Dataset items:
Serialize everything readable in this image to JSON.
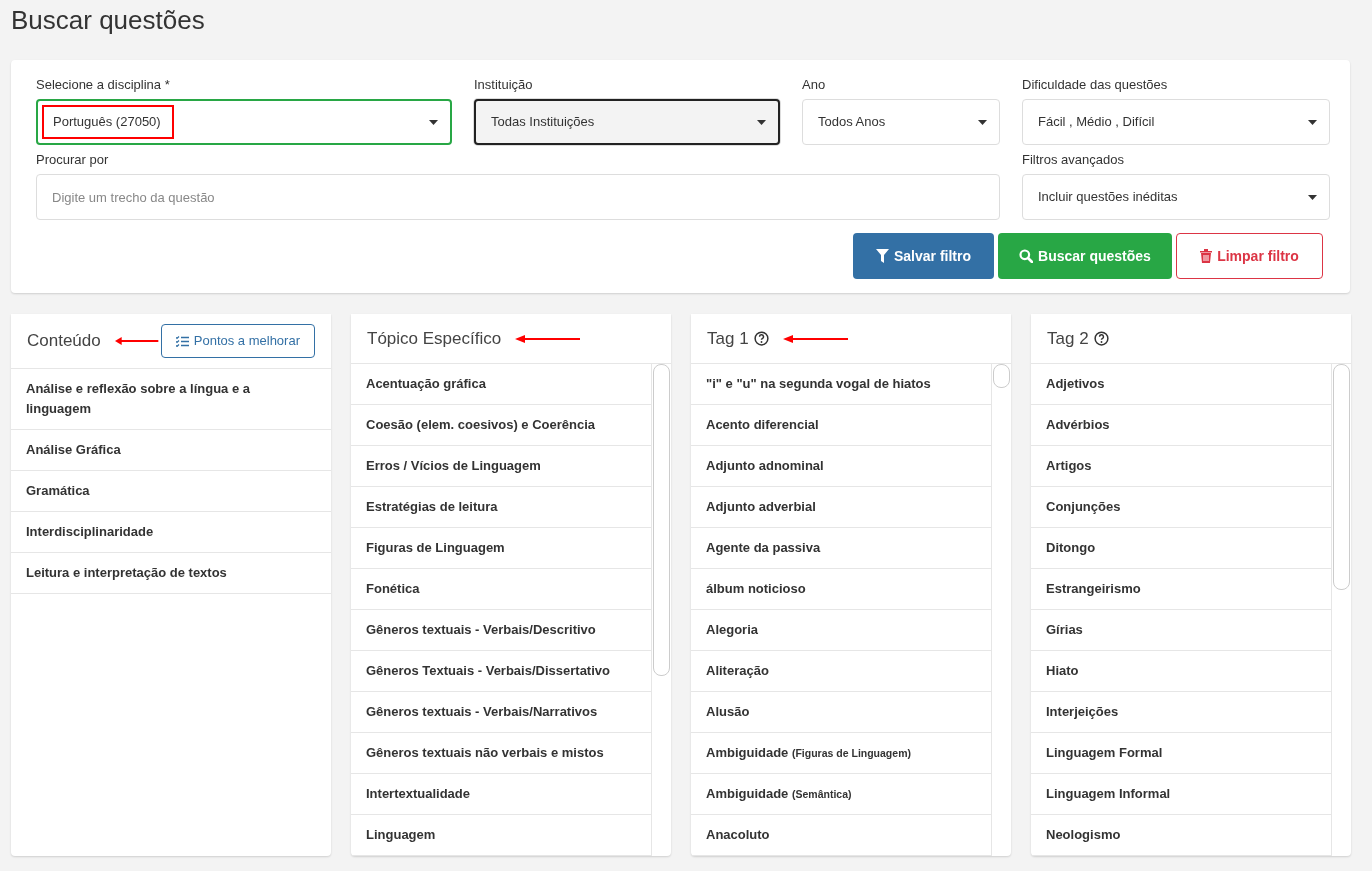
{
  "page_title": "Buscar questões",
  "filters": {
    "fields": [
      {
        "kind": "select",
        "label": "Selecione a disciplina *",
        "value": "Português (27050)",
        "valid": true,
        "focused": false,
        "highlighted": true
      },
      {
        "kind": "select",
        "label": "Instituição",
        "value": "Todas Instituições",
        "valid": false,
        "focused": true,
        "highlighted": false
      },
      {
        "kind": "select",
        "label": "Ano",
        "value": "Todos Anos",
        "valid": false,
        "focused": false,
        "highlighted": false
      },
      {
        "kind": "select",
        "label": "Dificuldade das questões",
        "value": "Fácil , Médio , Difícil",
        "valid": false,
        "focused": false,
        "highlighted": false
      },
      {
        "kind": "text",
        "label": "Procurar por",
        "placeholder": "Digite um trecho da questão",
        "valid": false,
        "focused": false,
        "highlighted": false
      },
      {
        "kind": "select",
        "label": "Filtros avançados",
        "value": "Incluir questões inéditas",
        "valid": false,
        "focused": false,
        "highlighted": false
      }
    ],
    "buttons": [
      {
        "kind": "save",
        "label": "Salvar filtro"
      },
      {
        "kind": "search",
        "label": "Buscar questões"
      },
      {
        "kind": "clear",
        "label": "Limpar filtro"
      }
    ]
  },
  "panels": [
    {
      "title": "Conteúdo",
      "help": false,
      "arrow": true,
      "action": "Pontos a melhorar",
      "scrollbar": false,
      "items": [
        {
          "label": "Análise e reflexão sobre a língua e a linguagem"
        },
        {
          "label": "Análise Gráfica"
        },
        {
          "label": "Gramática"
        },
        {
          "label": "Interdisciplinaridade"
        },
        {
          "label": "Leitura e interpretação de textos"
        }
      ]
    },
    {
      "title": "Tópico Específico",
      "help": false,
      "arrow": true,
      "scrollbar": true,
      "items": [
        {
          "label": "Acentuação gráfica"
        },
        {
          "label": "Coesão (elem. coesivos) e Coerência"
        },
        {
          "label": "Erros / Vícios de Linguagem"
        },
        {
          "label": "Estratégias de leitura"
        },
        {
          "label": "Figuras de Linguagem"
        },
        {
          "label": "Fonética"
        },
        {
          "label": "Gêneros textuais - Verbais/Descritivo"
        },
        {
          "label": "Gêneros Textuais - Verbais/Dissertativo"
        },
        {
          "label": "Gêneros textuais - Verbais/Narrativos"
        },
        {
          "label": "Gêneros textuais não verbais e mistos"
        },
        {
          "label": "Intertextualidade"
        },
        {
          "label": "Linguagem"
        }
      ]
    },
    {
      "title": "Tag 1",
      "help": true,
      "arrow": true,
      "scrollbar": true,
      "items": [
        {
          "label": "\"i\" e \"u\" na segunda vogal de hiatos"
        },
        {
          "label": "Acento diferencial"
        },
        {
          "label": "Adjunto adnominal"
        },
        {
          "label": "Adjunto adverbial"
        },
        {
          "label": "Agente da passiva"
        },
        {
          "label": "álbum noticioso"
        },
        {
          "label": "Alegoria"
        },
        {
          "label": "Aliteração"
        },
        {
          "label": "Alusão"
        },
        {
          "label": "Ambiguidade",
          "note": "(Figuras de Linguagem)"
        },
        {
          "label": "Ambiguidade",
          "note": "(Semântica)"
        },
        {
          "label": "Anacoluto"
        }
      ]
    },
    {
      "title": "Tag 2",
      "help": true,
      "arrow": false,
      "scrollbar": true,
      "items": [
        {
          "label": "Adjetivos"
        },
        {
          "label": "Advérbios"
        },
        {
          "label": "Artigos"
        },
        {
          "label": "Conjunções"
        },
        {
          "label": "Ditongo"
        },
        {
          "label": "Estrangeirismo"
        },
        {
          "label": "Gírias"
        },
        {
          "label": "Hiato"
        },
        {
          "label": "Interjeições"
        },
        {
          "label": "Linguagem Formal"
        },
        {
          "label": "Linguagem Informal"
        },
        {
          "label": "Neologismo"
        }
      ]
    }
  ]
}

## GIVEN INSTRUCTION
Reproduce the material above in full, exactly, with no images.

## TASK ANSWER
Serialize everything readable in this image to JSON.
{
  "page_title": "Buscar questões",
  "filters": {
    "fields": [
      {
        "kind": "select",
        "label": "Selecione a disciplina *",
        "value": "Português (27050)",
        "valid": true,
        "focused": false,
        "highlighted": true
      },
      {
        "kind": "select",
        "label": "Instituição",
        "value": "Todas Instituições",
        "valid": false,
        "focused": true,
        "highlighted": false
      },
      {
        "kind": "select",
        "label": "Ano",
        "value": "Todos Anos",
        "valid": false,
        "focused": false,
        "highlighted": false
      },
      {
        "kind": "select",
        "label": "Dificuldade das questões",
        "value": "Fácil , Médio , Difícil",
        "valid": false,
        "focused": false,
        "highlighted": false
      },
      {
        "kind": "text",
        "label": "Procurar por",
        "placeholder": "Digite um trecho da questão",
        "valid": false,
        "focused": false,
        "highlighted": false
      },
      {
        "kind": "select",
        "label": "Filtros avançados",
        "value": "Incluir questões inéditas",
        "valid": false,
        "focused": false,
        "highlighted": false
      }
    ],
    "buttons": [
      {
        "kind": "save",
        "label": "Salvar filtro"
      },
      {
        "kind": "search",
        "label": "Buscar questões"
      },
      {
        "kind": "clear",
        "label": "Limpar filtro"
      }
    ]
  },
  "panels": [
    {
      "title": "Conteúdo",
      "help": false,
      "arrow": true,
      "action": "Pontos a melhorar",
      "scrollbar": false,
      "items": [
        {
          "label": "Análise e reflexão sobre a língua e a linguagem"
        },
        {
          "label": "Análise Gráfica"
        },
        {
          "label": "Gramática"
        },
        {
          "label": "Interdisciplinaridade"
        },
        {
          "label": "Leitura e interpretação de textos"
        }
      ]
    },
    {
      "title": "Tópico Específico",
      "help": false,
      "arrow": true,
      "scrollbar": true,
      "items": [
        {
          "label": "Acentuação gráfica"
        },
        {
          "label": "Coesão (elem. coesivos) e Coerência"
        },
        {
          "label": "Erros / Vícios de Linguagem"
        },
        {
          "label": "Estratégias de leitura"
        },
        {
          "label": "Figuras de Linguagem"
        },
        {
          "label": "Fonética"
        },
        {
          "label": "Gêneros textuais - Verbais/Descritivo"
        },
        {
          "label": "Gêneros Textuais - Verbais/Dissertativo"
        },
        {
          "label": "Gêneros textuais - Verbais/Narrativos"
        },
        {
          "label": "Gêneros textuais não verbais e mistos"
        },
        {
          "label": "Intertextualidade"
        },
        {
          "label": "Linguagem"
        }
      ]
    },
    {
      "title": "Tag 1",
      "help": true,
      "arrow": true,
      "scrollbar": true,
      "items": [
        {
          "label": "\"i\" e \"u\" na segunda vogal de hiatos"
        },
        {
          "label": "Acento diferencial"
        },
        {
          "label": "Adjunto adnominal"
        },
        {
          "label": "Adjunto adverbial"
        },
        {
          "label": "Agente da passiva"
        },
        {
          "label": "álbum noticioso"
        },
        {
          "label": "Alegoria"
        },
        {
          "label": "Aliteração"
        },
        {
          "label": "Alusão"
        },
        {
          "label": "Ambiguidade",
          "note": "(Figuras de Linguagem)"
        },
        {
          "label": "Ambiguidade",
          "note": "(Semântica)"
        },
        {
          "label": "Anacoluto"
        }
      ]
    },
    {
      "title": "Tag 2",
      "help": true,
      "arrow": false,
      "scrollbar": true,
      "items": [
        {
          "label": "Adjetivos"
        },
        {
          "label": "Advérbios"
        },
        {
          "label": "Artigos"
        },
        {
          "label": "Conjunções"
        },
        {
          "label": "Ditongo"
        },
        {
          "label": "Estrangeirismo"
        },
        {
          "label": "Gírias"
        },
        {
          "label": "Hiato"
        },
        {
          "label": "Interjeições"
        },
        {
          "label": "Linguagem Formal"
        },
        {
          "label": "Linguagem Informal"
        },
        {
          "label": "Neologismo"
        }
      ]
    }
  ]
}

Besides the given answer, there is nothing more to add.